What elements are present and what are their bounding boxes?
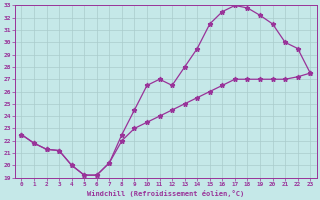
X-axis label: Windchill (Refroidissement éolien,°C): Windchill (Refroidissement éolien,°C) xyxy=(87,190,244,197)
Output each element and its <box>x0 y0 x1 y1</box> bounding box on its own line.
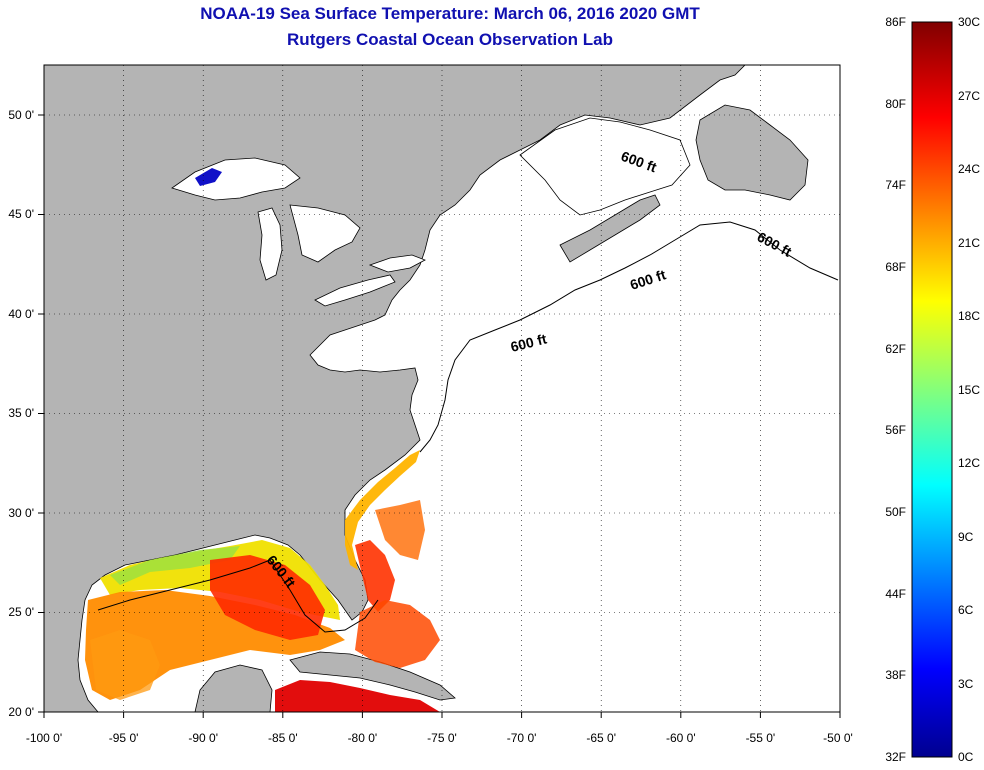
sst-east-florida-red <box>355 540 395 612</box>
colorbar-f-label: 68F <box>885 260 906 274</box>
colorbar-f-label: 32F <box>885 750 906 764</box>
depth-contour-600ft <box>419 221 839 453</box>
lake-erie <box>314 274 396 307</box>
maritime-land <box>559 194 661 263</box>
colorbar-f-label: 86F <box>885 15 906 29</box>
sst-bahamas-orange <box>355 600 440 668</box>
colorbar-f-label: 50F <box>885 505 906 519</box>
colorbar-c-label: 12C <box>958 456 980 470</box>
lake-superior-cold-patch <box>195 168 222 186</box>
colorbar-f-label: 38F <box>885 668 906 682</box>
axis-ticks <box>38 114 841 718</box>
lat-label: 40 0' <box>8 307 34 321</box>
colorbar-c-label: 30C <box>958 15 980 29</box>
colorbar-c-label: 24C <box>958 162 980 176</box>
colorbar-f-label: 62F <box>885 342 906 356</box>
newfoundland-land <box>695 104 809 201</box>
colorbar-c-label: 0C <box>958 750 974 764</box>
sst-gulf-orange-west <box>90 630 160 700</box>
colorbar-c-label: 3C <box>958 677 974 691</box>
colorbar-f-label: 44F <box>885 587 906 601</box>
colorbar-c-label: 21C <box>958 236 980 250</box>
colorbar-c-label: 27C <box>958 89 980 103</box>
lat-label: 50 0' <box>8 108 34 122</box>
lon-label: -55 0' <box>746 731 776 745</box>
colorbar-c-label: 18C <box>958 309 980 323</box>
sst-caribbean-red <box>275 680 440 712</box>
sst-gulf-stream-band <box>345 450 420 570</box>
colorbar-f-label: 56F <box>885 423 906 437</box>
lon-label: -95 0' <box>109 731 139 745</box>
lon-label: -65 0' <box>586 731 616 745</box>
sst-atlantic-patch <box>375 500 425 560</box>
temperature-colorbar <box>911 21 953 758</box>
lon-label: -70 0' <box>507 731 537 745</box>
colorbar-c-label: 6C <box>958 603 974 617</box>
colorbar-c-label: 9C <box>958 530 974 544</box>
map-subtitle: Rutgers Coastal Ocean Observation Lab <box>287 30 613 49</box>
lon-label: -50 0' <box>823 731 853 745</box>
lake-ontario <box>368 254 426 273</box>
lon-label: -80 0' <box>348 731 378 745</box>
lat-label: 35 0' <box>8 406 34 420</box>
sst-gulf-north-green <box>110 546 240 585</box>
colorbar-f-label: 80F <box>885 97 906 111</box>
cuba-land <box>289 651 456 701</box>
lon-label: -90 0' <box>188 731 218 745</box>
lake-superior <box>171 157 301 201</box>
depth-contour-gulf <box>97 559 379 633</box>
sst-gulf-red-core <box>210 555 325 640</box>
lon-label: -85 0' <box>268 731 298 745</box>
map-title: NOAA-19 Sea Surface Temperature: March 0… <box>200 4 700 23</box>
gulf-of-st-lawrence <box>519 117 691 216</box>
lon-label: -75 0' <box>427 731 457 745</box>
colorbar-c-label: 15C <box>958 383 980 397</box>
lat-label: 45 0' <box>8 207 34 221</box>
lake-huron <box>289 204 361 263</box>
lake-michigan <box>257 207 283 281</box>
lon-label: -100 0' <box>26 731 62 745</box>
lat-label: 20 0' <box>8 705 34 719</box>
yucatan-land <box>194 664 273 712</box>
lat-label: 25 0' <box>8 605 34 619</box>
lat-label: 30 0' <box>8 506 34 520</box>
colorbar-f-label: 74F <box>885 178 906 192</box>
lon-label: -60 0' <box>666 731 696 745</box>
■ ■ ■ ■
**SHORT PROBLEM**
Set down every line of the records above verbatim, omitting the pictures.

**EXERCISE RESULT**
What elements are present and what are their bounding boxes?
X-axis label: Windchill (Refroidissement éolien,°C): Windchill (Refroidissement éolien,°C) xyxy=(87,190,244,197)
Output each element and its <box>x0 y0 x1 y1</box> bounding box on its own line.
sst-east-florida-red <box>355 540 395 612</box>
colorbar-f-label: 68F <box>885 260 906 274</box>
colorbar-f-label: 32F <box>885 750 906 764</box>
depth-contour-600ft <box>419 221 839 453</box>
lake-erie <box>314 274 396 307</box>
maritime-land <box>559 194 661 263</box>
colorbar-f-label: 86F <box>885 15 906 29</box>
sst-bahamas-orange <box>355 600 440 668</box>
colorbar-f-label: 50F <box>885 505 906 519</box>
colorbar-c-label: 12C <box>958 456 980 470</box>
lake-superior-cold-patch <box>195 168 222 186</box>
colorbar-f-label: 38F <box>885 668 906 682</box>
axis-ticks <box>38 114 841 718</box>
lat-label: 40 0' <box>8 307 34 321</box>
colorbar-c-label: 30C <box>958 15 980 29</box>
colorbar-c-label: 24C <box>958 162 980 176</box>
colorbar-f-label: 62F <box>885 342 906 356</box>
newfoundland-land <box>695 104 809 201</box>
colorbar-c-label: 0C <box>958 750 974 764</box>
sst-gulf-orange-west <box>90 630 160 700</box>
colorbar-c-label: 3C <box>958 677 974 691</box>
colorbar-f-label: 44F <box>885 587 906 601</box>
colorbar-c-label: 21C <box>958 236 980 250</box>
colorbar-c-label: 27C <box>958 89 980 103</box>
lat-label: 50 0' <box>8 108 34 122</box>
lon-label: -55 0' <box>746 731 776 745</box>
colorbar-c-label: 18C <box>958 309 980 323</box>
sst-caribbean-red <box>275 680 440 712</box>
sst-gulf-stream-band <box>345 450 420 570</box>
colorbar-f-label: 56F <box>885 423 906 437</box>
lon-label: -95 0' <box>109 731 139 745</box>
lon-label: -65 0' <box>586 731 616 745</box>
sst-atlantic-patch <box>375 500 425 560</box>
temperature-colorbar <box>911 21 953 758</box>
lon-label: -70 0' <box>507 731 537 745</box>
colorbar-c-label: 6C <box>958 603 974 617</box>
colorbar-c-label: 9C <box>958 530 974 544</box>
map-subtitle: Rutgers Coastal Ocean Observation Lab <box>287 30 613 49</box>
lon-label: -50 0' <box>823 731 853 745</box>
lake-ontario <box>368 254 426 273</box>
lon-label: -80 0' <box>348 731 378 745</box>
lat-label: 35 0' <box>8 406 34 420</box>
sst-gulf-north-green <box>110 546 240 585</box>
colorbar-f-label: 80F <box>885 97 906 111</box>
cuba-land <box>289 651 456 701</box>
lon-label: -90 0' <box>188 731 218 745</box>
lake-superior <box>171 157 301 201</box>
depth-contour-gulf <box>97 559 379 633</box>
sst-gulf-red-core <box>210 555 325 640</box>
lon-label: -85 0' <box>268 731 298 745</box>
map-title: NOAA-19 Sea Surface Temperature: March 0… <box>200 4 700 23</box>
gulf-of-st-lawrence <box>519 117 691 216</box>
lon-label: -75 0' <box>427 731 457 745</box>
colorbar-c-label: 15C <box>958 383 980 397</box>
lat-label: 45 0' <box>8 207 34 221</box>
lake-huron <box>289 204 361 263</box>
lake-michigan <box>257 207 283 281</box>
lon-label: -100 0' <box>26 731 62 745</box>
lat-label: 20 0' <box>8 705 34 719</box>
yucatan-land <box>194 664 273 712</box>
lat-label: 25 0' <box>8 605 34 619</box>
lat-label: 30 0' <box>8 506 34 520</box>
colorbar-f-label: 74F <box>885 178 906 192</box>
lon-label: -60 0' <box>666 731 696 745</box>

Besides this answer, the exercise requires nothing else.